> [Prompt]:
Each line that holds the word "haverá" should be returned.

---------- Record list ----------

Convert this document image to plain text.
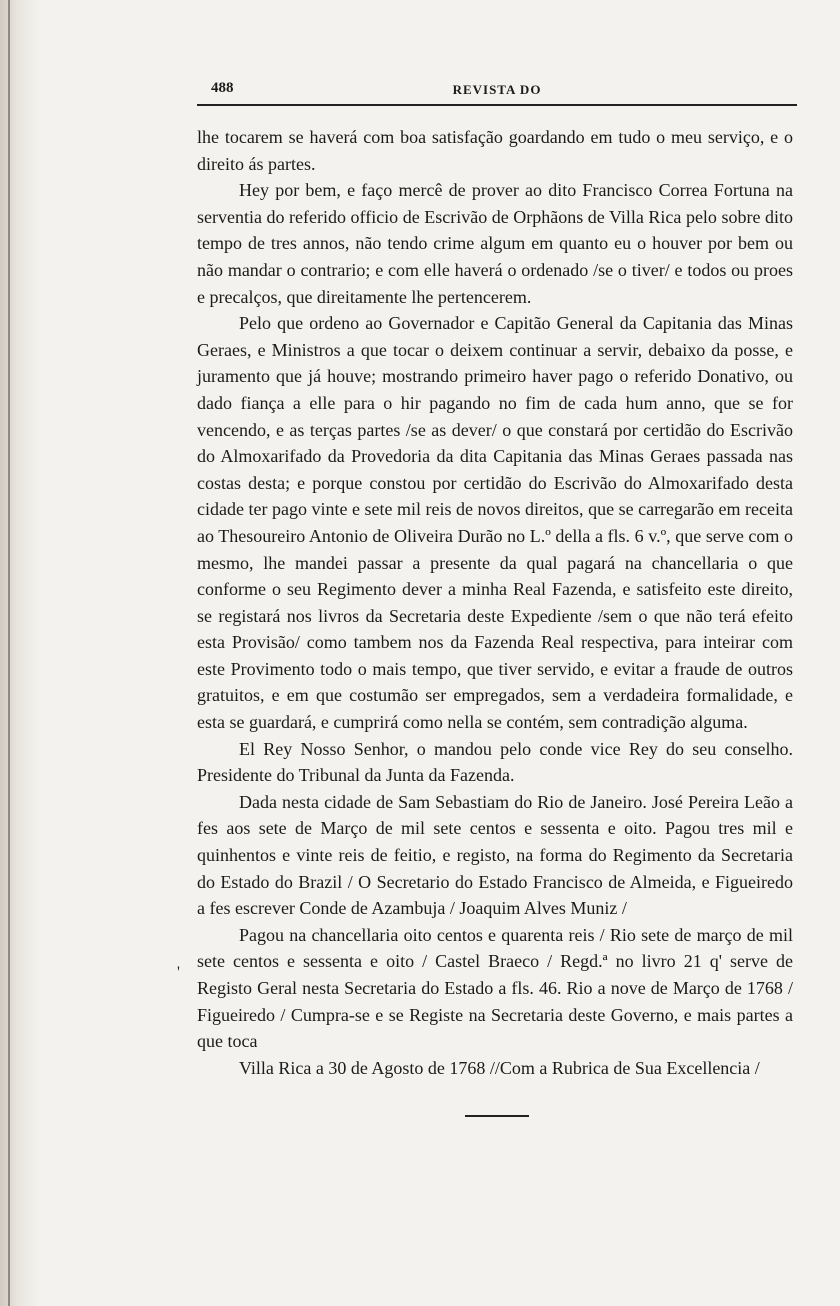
488	REVISTA DO

lhe tocarem se haverá com boa satisfação goardando em tudo o meu serviço, e o direito ás partes.

Hey por bem, e faço mercê de prover ao dito Francisco Correa Fortuna na serventia do referido officio de Escrivão de Orphãons de Villa Rica pelo sobre dito tempo de tres annos, não tendo crime algum em quanto eu o houver por bem ou não mandar o contrario; e com elle haverá o ordenado /se o tiver/ e todos ou proes e precalços, que direitamente lhe pertencerem.

Pelo que ordeno ao Governador e Capitão General da Capitania das Minas Geraes, e Ministros a que tocar o deixem continuar a servir, debaixo da posse, e juramento que já houve; mostrando primeiro haver pago o referido Donativo, ou dado fiança a elle para o hir pagando no fim de cada hum anno, que se for vencendo, e as terças partes /se as dever/ o que constará por certidão do Escrivão do Almoxarifado da Provedoria da dita Capitania das Minas Geraes passada nas costas desta; e porque constou por certidão do Escrivão do Almoxarifado desta cidade ter pago vinte e sete mil reis de novos direitos, que se carregarão em receita ao Thesoureiro Antonio de Oliveira Durão no L.º della a fls. 6 v.º, que serve com o mesmo, lhe mandei passar a presente da qual pagará na chancellaria o que conforme o seu Regimento dever a minha Real Fazenda, e satisfeito este direito, se registará nos livros da Secretaria deste Expediente /sem o que não terá efeito esta Provisão/ como tambem nos da Fazenda Real respectiva, para inteirar com este Provimento todo o mais tempo, que tiver servido, e evitar a fraude de outros gratuitos, e em que costumão ser empregados, sem a verdadeira formalidade, e esta se guardará, e cumprirá como nella se contém, sem contradição alguma.

El Rey Nosso Senhor, o mandou pelo conde vice Rey do seu conselho. Presidente do Tribunal da Junta da Fazenda.

Dada nesta cidade de Sam Sebastiam do Rio de Janeiro. José Pereira Leão a fes aos sete de Março de mil sete centos e sessenta e oito. Pagou tres mil e quinhentos e vinte reis de feitio, e registo, na forma do Regimento da Secretaria do Estado do Brazil / O Secretario do Estado Francisco de Almeida, e Figueiredo a fes escrever Conde de Azambuja / Joaquim Alves Muniz /

Pagou na chancellaria oito centos e quarenta reis / Rio sete de março de mil sete centos e sessenta e oito / Castel Braeco / Regd.ª no livro 21 q' serve de Registo Geral nesta Secretaria do Estado a fls. 46. Rio a nove de Março de 1768 / Figueiredo / Cumpra-se e se Registe na Secretaria deste Governo, e mais partes a que toca

Villa Rica a 30 de Agosto de 1768 //Com a Rubrica de Sua Excellencia /

'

----------

> [Final result]:
lhe tocarem se haverá com boa satisfação goardando em tudo o meu serviço, e o direito ás partes.
Hey por bem, e faço mercê de prover ao dito Francisco Correa Fortuna na serventia do referido officio de Escrivão de Orphãons de Villa Rica pelo sobre dito tempo de tres annos, não tendo crime algum em quanto eu o houver por bem ou não mandar o contrario; e com elle haverá o ordenado /se o tiver/ e todos ou proes e precalços, que direitamente lhe pertencerem.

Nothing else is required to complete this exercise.